Records for this exercise >>
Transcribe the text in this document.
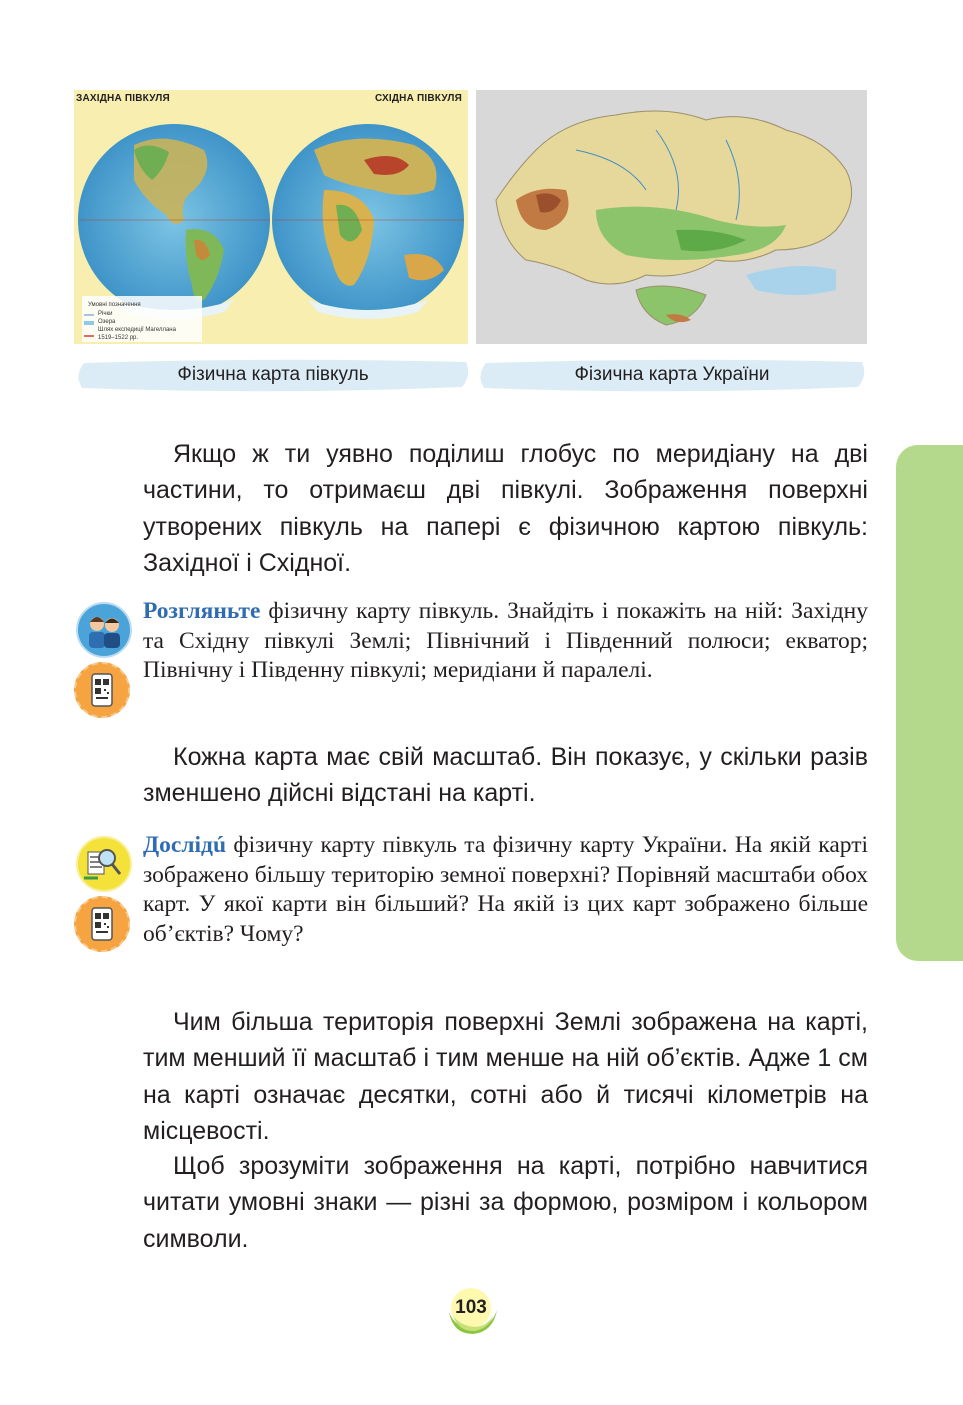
ЗАХІДНА ПІВКУЛЯ	СХІДНА ПІВКУЛЯ
Умовні позначення
Річки
Озера
Шлях експедиції Магеллана
1519–1522 рр.
Фізична карта півкуль	Фізична карта України
Якщо ж ти уявно поділиш глобус по меридіану на дві частини, то отримаєш дві півкулі. Зображення поверхні утворених півкуль на папері є фізичною картою півкуль: Західної і Східної.
Розгляньте фізичну карту півкуль. Знайдіть і покажіть на ній: Західну та Східну півкулі Землі; Північний і Південний полюси; екватор; Північну і Південну півкулі; меридіани й паралелі.
Кожна карта має свій масштаб. Він показує, у скільки разів зменшено дійсні відстані на карті.
Дослідú фізичну карту півкуль та фізичну карту України. На якій карті зображено більшу територію земної поверхні? Порівняй масштаби обох карт. У якої карти він більший? На якій із цих карт зображено більше об’єктів? Чому?
Чим більша територія поверхні Землі зображена на карті, тим менший її масштаб і тим менше на ній об’єктів. Адже 1 см на карті означає десятки, сотні або й тисячі кілометрів на місцевості.
Щоб зрозуміти зображення на карті, потрібно навчитися читати умовні знаки — різні за формою, розміром і кольором символи.
103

Prompt >> Reproduce each line of the records exactly, and omit every picture.

Completed exercise >>
Transcribe the text in this document.
ЗАХІДНА ПІВКУЛЯ	СХІДНА ПІВКУЛЯ
Умовні позначення
Річки
Озера
Шлях експедиції Магеллана
1519–1522 рр.
Фізична карта півкуль	Фізична карта України
Якщо ж ти уявно поділиш глобус по меридіану на дві частини, то отримаєш дві півкулі. Зображення поверхні утворених півкуль на папері є фізичною картою півкуль: Західної і Східної.
Розгляньте фізичну карту півкуль. Знайдіть і покажіть на ній: Західну та Східну півкулі Землі; Північний і Південний полюси; екватор; Північну і Південну півкулі; меридіани й паралелі.
Кожна карта має свій масштаб. Він показує, у скільки разів зменшено дійсні відстані на карті.
Дослідú фізичну карту півкуль та фізичну карту України. На якій карті зображено більшу територію земної поверхні? Порівняй масштаби обох карт. У якої карти він більший? На якій із цих карт зображено більше об’єктів? Чому?
Чим більша територія поверхні Землі зображена на карті, тим менший її масштаб і тим менше на ній об’єктів. Адже 1 см на карті означає десятки, сотні або й тисячі кілометрів на місцевості.
Щоб зрозуміти зображення на карті, потрібно навчитися читати умовні знаки — різні за формою, розміром і кольором символи.
103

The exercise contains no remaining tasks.